(Stored dataset items)
-=-=-=-=-

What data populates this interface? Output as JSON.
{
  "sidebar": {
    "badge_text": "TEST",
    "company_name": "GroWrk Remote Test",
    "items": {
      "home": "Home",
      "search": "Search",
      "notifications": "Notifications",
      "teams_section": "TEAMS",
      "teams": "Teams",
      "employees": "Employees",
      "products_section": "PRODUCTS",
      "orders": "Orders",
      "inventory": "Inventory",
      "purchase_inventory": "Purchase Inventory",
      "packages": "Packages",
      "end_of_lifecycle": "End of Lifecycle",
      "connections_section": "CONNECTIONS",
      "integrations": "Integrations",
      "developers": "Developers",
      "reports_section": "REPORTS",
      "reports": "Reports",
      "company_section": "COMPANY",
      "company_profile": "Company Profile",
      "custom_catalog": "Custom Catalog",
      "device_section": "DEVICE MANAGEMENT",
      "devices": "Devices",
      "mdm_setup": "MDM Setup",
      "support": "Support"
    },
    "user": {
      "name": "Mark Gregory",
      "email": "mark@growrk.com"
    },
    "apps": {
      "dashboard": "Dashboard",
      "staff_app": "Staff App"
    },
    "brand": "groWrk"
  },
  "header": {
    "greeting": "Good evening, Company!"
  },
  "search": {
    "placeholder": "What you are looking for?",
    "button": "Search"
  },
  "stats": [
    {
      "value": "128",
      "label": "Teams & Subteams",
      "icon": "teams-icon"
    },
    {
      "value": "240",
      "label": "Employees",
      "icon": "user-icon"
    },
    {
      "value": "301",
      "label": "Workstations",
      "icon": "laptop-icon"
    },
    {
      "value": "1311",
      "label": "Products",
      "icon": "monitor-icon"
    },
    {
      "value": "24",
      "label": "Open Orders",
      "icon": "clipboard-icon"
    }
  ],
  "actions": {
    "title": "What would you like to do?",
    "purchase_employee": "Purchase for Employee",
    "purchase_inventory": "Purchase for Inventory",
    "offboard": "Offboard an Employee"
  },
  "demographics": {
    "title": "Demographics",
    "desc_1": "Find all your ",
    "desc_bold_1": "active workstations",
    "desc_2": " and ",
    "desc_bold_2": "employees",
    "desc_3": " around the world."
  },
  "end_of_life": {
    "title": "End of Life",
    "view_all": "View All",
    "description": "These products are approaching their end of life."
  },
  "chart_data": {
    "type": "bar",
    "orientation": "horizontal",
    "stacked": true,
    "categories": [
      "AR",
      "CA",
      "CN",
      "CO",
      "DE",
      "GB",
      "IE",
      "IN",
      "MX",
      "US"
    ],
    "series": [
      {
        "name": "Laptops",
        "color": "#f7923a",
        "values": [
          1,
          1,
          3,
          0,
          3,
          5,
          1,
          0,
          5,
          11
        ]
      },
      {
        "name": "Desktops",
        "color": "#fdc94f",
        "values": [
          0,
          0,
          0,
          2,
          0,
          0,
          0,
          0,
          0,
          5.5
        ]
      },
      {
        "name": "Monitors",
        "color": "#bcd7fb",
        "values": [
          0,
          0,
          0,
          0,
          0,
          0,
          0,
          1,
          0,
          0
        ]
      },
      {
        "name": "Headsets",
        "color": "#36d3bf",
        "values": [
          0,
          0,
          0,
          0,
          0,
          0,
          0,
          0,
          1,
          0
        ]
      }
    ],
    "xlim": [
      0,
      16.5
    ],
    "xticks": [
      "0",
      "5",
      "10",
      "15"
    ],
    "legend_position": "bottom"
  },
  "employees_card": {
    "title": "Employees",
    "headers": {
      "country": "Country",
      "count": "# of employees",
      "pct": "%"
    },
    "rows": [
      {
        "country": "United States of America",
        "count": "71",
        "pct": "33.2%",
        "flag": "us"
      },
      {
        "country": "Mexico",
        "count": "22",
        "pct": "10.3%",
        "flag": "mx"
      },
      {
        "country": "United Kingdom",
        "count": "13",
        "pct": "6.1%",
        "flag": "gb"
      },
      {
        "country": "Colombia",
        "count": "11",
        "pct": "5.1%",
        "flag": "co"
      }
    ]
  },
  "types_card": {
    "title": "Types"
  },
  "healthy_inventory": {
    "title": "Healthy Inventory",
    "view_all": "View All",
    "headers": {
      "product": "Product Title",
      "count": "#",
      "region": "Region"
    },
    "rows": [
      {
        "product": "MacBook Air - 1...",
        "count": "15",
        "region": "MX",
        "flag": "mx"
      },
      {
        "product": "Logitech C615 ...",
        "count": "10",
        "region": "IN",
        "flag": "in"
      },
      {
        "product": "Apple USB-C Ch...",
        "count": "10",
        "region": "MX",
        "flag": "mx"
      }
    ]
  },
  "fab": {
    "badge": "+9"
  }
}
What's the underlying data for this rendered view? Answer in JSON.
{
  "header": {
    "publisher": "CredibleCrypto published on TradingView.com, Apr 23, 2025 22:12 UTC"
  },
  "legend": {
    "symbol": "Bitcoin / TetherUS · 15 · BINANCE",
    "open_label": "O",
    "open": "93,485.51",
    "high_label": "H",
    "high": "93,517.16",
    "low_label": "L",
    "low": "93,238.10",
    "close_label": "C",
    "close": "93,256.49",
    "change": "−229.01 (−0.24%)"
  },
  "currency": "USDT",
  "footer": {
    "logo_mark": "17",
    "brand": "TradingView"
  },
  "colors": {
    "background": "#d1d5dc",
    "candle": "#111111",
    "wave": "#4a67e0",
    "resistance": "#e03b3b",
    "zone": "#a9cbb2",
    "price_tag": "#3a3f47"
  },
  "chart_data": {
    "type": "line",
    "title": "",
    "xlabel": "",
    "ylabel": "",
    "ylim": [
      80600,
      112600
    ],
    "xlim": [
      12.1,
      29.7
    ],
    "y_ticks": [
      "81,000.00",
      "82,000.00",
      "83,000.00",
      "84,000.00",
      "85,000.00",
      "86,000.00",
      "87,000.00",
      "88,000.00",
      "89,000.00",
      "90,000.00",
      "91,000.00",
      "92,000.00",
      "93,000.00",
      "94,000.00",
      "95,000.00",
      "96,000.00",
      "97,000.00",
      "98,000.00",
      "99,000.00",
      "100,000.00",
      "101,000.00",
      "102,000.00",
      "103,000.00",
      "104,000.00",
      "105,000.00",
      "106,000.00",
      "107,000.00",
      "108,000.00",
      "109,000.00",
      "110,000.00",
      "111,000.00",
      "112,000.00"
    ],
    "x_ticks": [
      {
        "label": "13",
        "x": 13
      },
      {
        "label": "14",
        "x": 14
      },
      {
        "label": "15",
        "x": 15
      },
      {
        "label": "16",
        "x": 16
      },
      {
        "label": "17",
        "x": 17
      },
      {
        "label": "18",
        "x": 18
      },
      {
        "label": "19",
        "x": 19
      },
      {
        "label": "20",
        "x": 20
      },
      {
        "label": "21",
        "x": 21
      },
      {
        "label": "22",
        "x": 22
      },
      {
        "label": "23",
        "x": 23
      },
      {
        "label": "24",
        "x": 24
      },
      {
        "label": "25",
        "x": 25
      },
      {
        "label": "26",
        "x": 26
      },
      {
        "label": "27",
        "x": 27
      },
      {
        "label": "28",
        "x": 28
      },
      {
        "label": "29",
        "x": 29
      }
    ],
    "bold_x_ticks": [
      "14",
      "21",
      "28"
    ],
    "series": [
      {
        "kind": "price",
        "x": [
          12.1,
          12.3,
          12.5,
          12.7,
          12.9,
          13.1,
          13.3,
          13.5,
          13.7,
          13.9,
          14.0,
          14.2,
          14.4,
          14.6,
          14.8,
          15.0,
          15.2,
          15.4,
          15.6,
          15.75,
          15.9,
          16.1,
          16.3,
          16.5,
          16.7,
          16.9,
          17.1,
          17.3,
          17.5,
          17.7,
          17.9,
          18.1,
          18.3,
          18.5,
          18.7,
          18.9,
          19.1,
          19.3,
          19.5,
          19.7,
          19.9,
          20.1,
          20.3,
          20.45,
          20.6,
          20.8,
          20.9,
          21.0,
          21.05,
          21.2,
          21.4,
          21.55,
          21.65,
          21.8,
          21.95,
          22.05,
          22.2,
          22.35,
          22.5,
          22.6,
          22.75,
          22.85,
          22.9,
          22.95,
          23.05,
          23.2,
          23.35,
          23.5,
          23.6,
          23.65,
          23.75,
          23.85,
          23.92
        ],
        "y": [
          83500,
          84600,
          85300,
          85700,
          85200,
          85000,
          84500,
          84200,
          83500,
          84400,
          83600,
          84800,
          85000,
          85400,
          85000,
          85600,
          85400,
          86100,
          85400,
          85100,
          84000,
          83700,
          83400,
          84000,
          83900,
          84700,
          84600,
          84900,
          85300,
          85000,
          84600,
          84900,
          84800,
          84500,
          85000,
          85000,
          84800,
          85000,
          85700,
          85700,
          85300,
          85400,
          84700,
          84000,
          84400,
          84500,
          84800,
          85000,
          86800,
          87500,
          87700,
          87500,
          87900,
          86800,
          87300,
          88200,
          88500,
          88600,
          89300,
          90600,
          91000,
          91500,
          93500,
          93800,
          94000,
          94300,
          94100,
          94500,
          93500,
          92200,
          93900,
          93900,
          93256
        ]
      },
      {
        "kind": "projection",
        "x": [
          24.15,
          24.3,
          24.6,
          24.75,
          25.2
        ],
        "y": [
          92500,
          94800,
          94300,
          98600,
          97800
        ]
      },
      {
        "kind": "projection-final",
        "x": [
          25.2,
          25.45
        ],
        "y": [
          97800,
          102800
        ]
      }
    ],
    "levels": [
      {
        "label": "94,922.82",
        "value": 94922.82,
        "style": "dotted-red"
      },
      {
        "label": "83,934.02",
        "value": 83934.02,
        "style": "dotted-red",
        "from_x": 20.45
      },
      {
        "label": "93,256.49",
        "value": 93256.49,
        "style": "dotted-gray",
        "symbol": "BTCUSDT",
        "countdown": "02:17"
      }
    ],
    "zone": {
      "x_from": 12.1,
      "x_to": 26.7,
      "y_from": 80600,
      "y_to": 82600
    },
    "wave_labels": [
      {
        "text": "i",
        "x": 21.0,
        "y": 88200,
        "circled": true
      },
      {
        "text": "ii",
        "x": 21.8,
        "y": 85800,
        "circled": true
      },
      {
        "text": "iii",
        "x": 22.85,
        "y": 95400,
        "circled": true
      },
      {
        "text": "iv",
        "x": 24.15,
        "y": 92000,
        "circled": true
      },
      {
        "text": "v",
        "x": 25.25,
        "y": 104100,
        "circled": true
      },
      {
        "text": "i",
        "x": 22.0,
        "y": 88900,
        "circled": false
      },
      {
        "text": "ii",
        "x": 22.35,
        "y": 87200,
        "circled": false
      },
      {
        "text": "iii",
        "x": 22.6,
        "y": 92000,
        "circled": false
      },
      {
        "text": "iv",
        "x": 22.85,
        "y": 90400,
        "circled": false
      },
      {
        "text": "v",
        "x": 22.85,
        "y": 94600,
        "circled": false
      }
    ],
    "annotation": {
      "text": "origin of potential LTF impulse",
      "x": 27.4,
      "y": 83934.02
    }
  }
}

-=-=-=-=-

* **Aim**
Say, as a single number and nothing more, how many lines of the entries contain the word "Purchase".

* **Solution**
3